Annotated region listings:
^^^^^^^^^^^^^^^^

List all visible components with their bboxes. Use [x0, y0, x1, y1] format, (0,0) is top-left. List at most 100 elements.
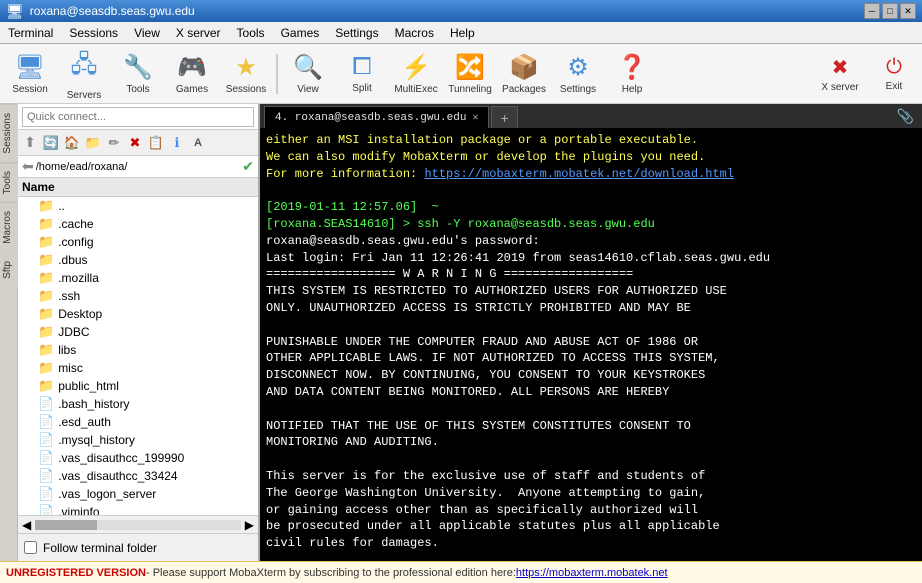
path-input[interactable] [36, 161, 243, 173]
split-button[interactable]: ⧠ Split [336, 48, 388, 100]
terminal-line: be prosecuted under all applicable statu… [266, 518, 916, 535]
ft-info-btn[interactable]: ℹ [167, 133, 187, 153]
tunneling-button[interactable]: 🔀 Tunneling [444, 48, 496, 100]
multiexec-icon: ⚡ [401, 53, 431, 82]
tree-item[interactable]: 📁.. [18, 197, 258, 215]
games-button[interactable]: 🎮 Games [166, 48, 218, 100]
multiexec-button[interactable]: ⚡ MultiExec [390, 48, 442, 100]
session-button[interactable]: 🖥 Session [4, 48, 56, 100]
menu-terminal[interactable]: Terminal [0, 22, 61, 43]
view-button[interactable]: 🔍 View [282, 48, 334, 100]
terminal-panel: 4. roxana@seasdb.seas.gwu.edu ✕ + 📎 eith… [260, 104, 922, 561]
macros-side-label[interactable]: Macros [0, 202, 18, 252]
tree-item[interactable]: 📁 .mozilla [18, 269, 258, 287]
terminal-line: [roxana.SEAS14610] > ssh -Y roxana@seasd… [266, 216, 916, 233]
terminal-line: For more information: https://mobaxterm.… [266, 166, 916, 183]
ft-text-btn[interactable]: A [188, 133, 208, 153]
tree-item[interactable]: 📁JDBC [18, 323, 258, 341]
tree-item[interactable]: 📁public_html [18, 377, 258, 395]
path-back-icon[interactable]: ⬅ [22, 158, 34, 175]
ft-up-btn[interactable]: ⬆ [20, 133, 40, 153]
tree-item[interactable]: 📄 .vas_disauthcc_33424 [18, 467, 258, 485]
tools-icon: 🔧 [123, 53, 153, 82]
ft-refresh-btn[interactable]: 🔄 [41, 133, 61, 153]
folder-icon: 📁 [38, 324, 54, 340]
menu-sessions[interactable]: Sessions [61, 22, 126, 43]
tab-close-icon[interactable]: ✕ [472, 112, 478, 124]
menu-settings[interactable]: Settings [327, 22, 386, 43]
follow-terminal-checkbox[interactable] [24, 541, 37, 554]
tree-item[interactable]: 📁Desktop [18, 305, 258, 323]
terminal-output[interactable]: either an MSI installation package or a … [260, 128, 922, 561]
help-button[interactable]: ❓ Help [606, 48, 658, 100]
ft-new-folder-btn[interactable]: 📁 [83, 133, 103, 153]
tree-item[interactable]: 📄.vas_logon_server [18, 485, 258, 503]
close-button[interactable]: ✕ [900, 3, 916, 19]
tree-item-name: .ssh [58, 289, 80, 303]
xserver-button[interactable]: ✖ X server [810, 48, 870, 100]
menu-games[interactable]: Games [273, 22, 328, 43]
terminal-line: civil rules for damages. [266, 535, 916, 552]
tree-item-name: .bash_history [58, 397, 129, 411]
scroll-track[interactable] [35, 520, 241, 530]
exit-button[interactable]: ⏻ Exit [870, 48, 918, 100]
tree-item[interactable]: 📁.dbus [18, 251, 258, 269]
tools-side-label[interactable]: Tools [0, 162, 18, 202]
scroll-left-arrow[interactable]: ◀ [22, 518, 31, 532]
games-icon: 🎮 [177, 53, 207, 82]
file-icon: 📄 [38, 432, 54, 448]
tree-item[interactable]: 📁.ssh [18, 287, 258, 305]
menu-tools[interactable]: Tools [229, 22, 273, 43]
folder-icon: 📁 [38, 234, 54, 250]
tree-item[interactable]: 📁.cache [18, 215, 258, 233]
terminal-tab-active[interactable]: 4. roxana@seasdb.seas.gwu.edu ✕ [264, 106, 489, 128]
tree-item[interactable]: 📁libs [18, 341, 258, 359]
tools-button[interactable]: 🔧 Tools [112, 48, 164, 100]
status-link[interactable]: https://mobaxterm.mobatek.net [516, 567, 668, 579]
tree-item-name: .mysql_history [58, 433, 135, 447]
tree-scroll-bar[interactable]: ◀ ▶ [18, 515, 258, 533]
terminal-line: Last login: Fri Jan 11 12:26:41 2019 fro… [266, 250, 916, 267]
tree-item-name: .. [58, 199, 65, 213]
ft-copy-btn[interactable]: 📋 [146, 133, 166, 153]
terminal-line: DISCONNECT NOW. BY CONTINUING, YOU CONSE… [266, 367, 916, 384]
packages-button[interactable]: 📦 Packages [498, 48, 550, 100]
tree-item[interactable]: 📄.bash_history [18, 395, 258, 413]
add-tab-button[interactable]: + [491, 106, 517, 128]
terminal-line: We can also modify MobaXterm or develop … [266, 149, 916, 166]
servers-button[interactable]: 🖧 Servers [58, 48, 110, 100]
file-icon: 📄 [38, 468, 54, 484]
menu-help[interactable]: Help [442, 22, 483, 43]
tree-item-name: public_html [58, 379, 119, 393]
quick-connect-input[interactable] [22, 107, 254, 127]
tree-item[interactable]: 📄.esd_auth [18, 413, 258, 431]
menu-xserver[interactable]: X server [168, 22, 229, 43]
tab-title: 4. roxana@seasdb.seas.gwu.edu [275, 112, 466, 124]
tree-item-name: .mozilla [58, 271, 99, 285]
sessions-side-label[interactable]: Sessions [0, 104, 18, 162]
file-icon: 📄 [38, 486, 54, 502]
ft-edit-btn[interactable]: ✏ [104, 133, 124, 153]
sessions-button[interactable]: ★ Sessions [220, 48, 272, 100]
minimize-button[interactable]: ─ [864, 3, 880, 19]
tree-item[interactable]: 📄.viminfo [18, 503, 258, 515]
menu-macros[interactable]: Macros [387, 22, 442, 43]
tree-item-name: .vas_disauthcc_33424 [58, 469, 177, 483]
tree-item[interactable]: 📄.vas_disauthcc_199990 [18, 449, 258, 467]
scroll-right-arrow[interactable]: ▶ [245, 518, 254, 532]
tree-item[interactable]: 📁.config [18, 233, 258, 251]
terminal-line: [2019-01-11 12:57.06] ~ [266, 199, 916, 216]
settings-button[interactable]: ⚙ Settings [552, 48, 604, 100]
sftp-side-label[interactable]: Sftp [0, 252, 18, 287]
maximize-button[interactable]: □ [882, 3, 898, 19]
menu-view[interactable]: View [126, 22, 168, 43]
follow-terminal-label[interactable]: Follow terminal folder [43, 541, 157, 555]
exit-icon: ⏻ [886, 56, 902, 79]
folder-icon: 📁 [38, 270, 54, 286]
tree-item[interactable]: 📁misc [18, 359, 258, 377]
tab-paperclip-icon[interactable]: 📎 [893, 108, 918, 125]
ft-delete-btn[interactable]: ✖ [125, 133, 145, 153]
tree-item[interactable]: 📄 .mysql_history [18, 431, 258, 449]
ft-home-btn[interactable]: 🏠 [62, 133, 82, 153]
sessions-icon: ★ [235, 53, 257, 82]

^^^^^^^^^^^^^^^^

◆ REQUIREMENTS ◆
Convert each line of the material above into one string of a JSON list, omitting blank lines. Leave the pictures out of the list.

◆ RESULT FOR THIS TASK ◆
[
  "List all visible components with their bboxes. Use [x0, y0, x1, y1] format, (0,0) is top-left. List at most 100 elements.",
  "path-input[interactable] [36, 161, 243, 173]",
  "split-button[interactable]: ⧠ Split [336, 48, 388, 100]",
  "terminal-line: be prosecuted under all applicable statu… [266, 518, 916, 535]",
  "ft-info-btn[interactable]: ℹ [167, 133, 187, 153]",
  "tunneling-button[interactable]: 🔀 Tunneling [444, 48, 496, 100]",
  "multiexec-icon: ⚡ [401, 53, 431, 82]",
  "tree-item[interactable]: 📁.. [18, 197, 258, 215]",
  "games-button[interactable]: 🎮 Games [166, 48, 218, 100]",
  "multiexec-button[interactable]: ⚡ MultiExec [390, 48, 442, 100]",
  "session-button[interactable]: 🖥 Session [4, 48, 56, 100]",
  "menu-terminal[interactable]: Terminal [0, 22, 61, 43]",
  "view-button[interactable]: 🔍 View [282, 48, 334, 100]",
  "terminal-panel: 4. roxana@seasdb.seas.gwu.edu ✕ + 📎 eith… [260, 104, 922, 561]",
  "macros-side-label[interactable]: Macros [0, 202, 18, 252]",
  "tree-item[interactable]: 📁 .mozilla [18, 269, 258, 287]",
  "terminal-line: [roxana.SEAS14610] > ssh -Y roxana@seasd… [266, 216, 916, 233]",
  "terminal-line: For more information: https://mobaxterm.… [266, 166, 916, 183]",
  "ft-text-btn[interactable]: A [188, 133, 208, 153]",
  "tree-item[interactable]: 📁JDBC [18, 323, 258, 341]",
  "tree-item[interactable]: 📁public_html [18, 377, 258, 395]",
  "path-back-icon[interactable]: ⬅ [22, 158, 34, 175]",
  "ft-up-btn[interactable]: ⬆ [20, 133, 40, 153]",
  "tree-item[interactable]: 📄 .vas_disauthcc_33424 [18, 467, 258, 485]",
  "tools-icon: 🔧 [123, 53, 153, 82]",
  "ft-refresh-btn[interactable]: 🔄 [41, 133, 61, 153]",
  "folder-icon: 📁 [38, 324, 54, 340]",
  "menu-sessions[interactable]: Sessions [61, 22, 126, 43]",
  "tab-close-icon[interactable]: ✕ [472, 112, 478, 124]",
  "menu-settings[interactable]: Settings [327, 22, 386, 43]",
  "follow-terminal-checkbox[interactable] [24, 541, 37, 554]",
  "tree-item[interactable]: 📁Desktop [18, 305, 258, 323]",
  "terminal-output[interactable]: either an MSI installation package or a … [260, 128, 922, 561]",
  "help-button[interactable]: ❓ Help [606, 48, 658, 100]",
  "ft-new-folder-btn[interactable]: 📁 [83, 133, 103, 153]",
  "tree-item[interactable]: 📄.vas_logon_server [18, 485, 258, 503]",
  "close-button[interactable]: ✕ [900, 3, 916, 19]",
  "tree-item-name: .ssh [58, 289, 80, 303]",
  "xserver-button[interactable]: ✖ X server [810, 48, 870, 100]",
  "menu-games[interactable]: Games [273, 22, 328, 43]",
  "terminal-line: civil rules for damages. [266, 535, 916, 552]",
  "tree-item-name: .bash_history [58, 397, 129, 411]",
  "scroll-track[interactable] [35, 520, 241, 530]",
  "exit-button[interactable]: ⏻ Exit [870, 48, 918, 100]",
  "tree-item[interactable]: 📁.dbus [18, 251, 258, 269]",
  "tools-side-label[interactable]: Tools [0, 162, 18, 202]",
  "scroll-left-arrow[interactable]: ◀ [22, 518, 31, 532]",
  "games-icon: 🎮 [177, 53, 207, 82]",
  "file-icon: 📄 [38, 432, 54, 448]",
  "tree-item[interactable]: 📁.ssh [18, 287, 258, 305]",
  "menu-tools[interactable]: Tools [229, 22, 273, 43]",
  "folder-icon: 📁 [38, 234, 54, 250]",
  "tree-item[interactable]: 📁.cache [18, 215, 258, 233]",
  "terminal-tab-active[interactable]: 4. roxana@seasdb.seas.gwu.edu ✕ [264, 106, 489, 128]",
  "tree-item[interactable]: 📁libs [18, 341, 258, 359]",
  "tools-button[interactable]: 🔧 Tools [112, 48, 164, 100]",
  "status-link[interactable]: https://mobaxterm.mobatek.net [516, 567, 668, 579]",
  "tree-item-name: .mysql_history [58, 433, 135, 447]",
  "tree-scroll-bar[interactable]: ◀ ▶ [18, 515, 258, 533]",
  "terminal-line: Last login: Fri Jan 11 12:26:41 2019 fro… [266, 250, 916, 267]",
  "tree-item-name: .. [58, 199, 65, 213]",
  "ft-copy-btn[interactable]: 📋 [146, 133, 166, 153]",
  "terminal-line: DISCONNECT NOW. BY CONTINUING, YOU CONSE… [266, 367, 916, 384]",
  "packages-button[interactable]: 📦 Packages [498, 48, 550, 100]",
  "tree-item[interactable]: 📄.bash_history [18, 395, 258, 413]",
  "add-tab-button[interactable]: + [491, 106, 517, 128]",
  "terminal-line: We can also modify MobaXterm or develop … [266, 149, 916, 166]",
  "servers-button[interactable]: 🖧 Servers [58, 48, 110, 100]",
  "file-icon: 📄 [38, 468, 54, 484]",
  "menu-help[interactable]: Help [442, 22, 483, 43]",
  "tree-item-name: public_html [58, 379, 119, 393]",
  "quick-connect-input[interactable] [22, 107, 254, 127]",
  "tree-item[interactable]: 📄.esd_auth [18, 413, 258, 431]",
  "menu-xserver[interactable]: X server [168, 22, 229, 43]",
  "tab-title: 4. roxana@seasdb.seas.gwu.edu [275, 112, 466, 124]",
  "tree-item-name: .mozilla [58, 271, 99, 285]",
  "sessions-side-label[interactable]: Sessions [0, 104, 18, 162]",
  "file-icon: 📄 [38, 486, 54, 502]",
  "ft-edit-btn[interactable]: ✏ [104, 133, 124, 153]",
  "sessions-button[interactable]: ★ Sessions [220, 48, 272, 100]",
  "minimize-button[interactable]: ─ [864, 3, 880, 19]",
  "tree-item[interactable]: 📄.viminfo [18, 503, 258, 515]",
  "menu-macros[interactable]: Macros [387, 22, 442, 43]",
  "tree-item-name: .vas_disauthcc_33424 [58, 469, 177, 483]",
  "tree-item[interactable]: 📄.vas_disauthcc_199990 [18, 449, 258, 467]",
  "scroll-right-arrow[interactable]: ▶ [245, 518, 254, 532]",
  "tree-item[interactable]: 📁.config [18, 233, 258, 251]",
  "terminal-line: [2019-01-11 12:57.06] ~ [266, 199, 916, 216]",
  "settings-button[interactable]: ⚙ Settings [552, 48, 604, 100]",
  "sftp-side-label[interactable]: Sftp [0, 252, 18, 287]",
  "maximize-button[interactable]: □ [882, 3, 898, 19]",
  "menu-view[interactable]: View [126, 22, 168, 43]",
  "follow-terminal-label[interactable]: Follow terminal folder [43, 541, 157, 555]",
  "exit-icon: ⏻ [886, 56, 902, 79]",
  "folder-icon: 📁 [38, 270, 54, 286]",
  "tree-item[interactable]: 📁misc [18, 359, 258, 377]",
  "tab-paperclip-icon[interactable]: 📎 [893, 108, 918, 125]",
  "ft-delete-btn[interactable]: ✖ [125, 133, 145, 153]",
  "tree-item[interactable]: 📄 .mysql_history [18, 431, 258, 449]",
  "ft-home-btn[interactable]: 🏠 [62, 133, 82, 153]",
  "sessions-icon: ★ [235, 53, 257, 82]"
]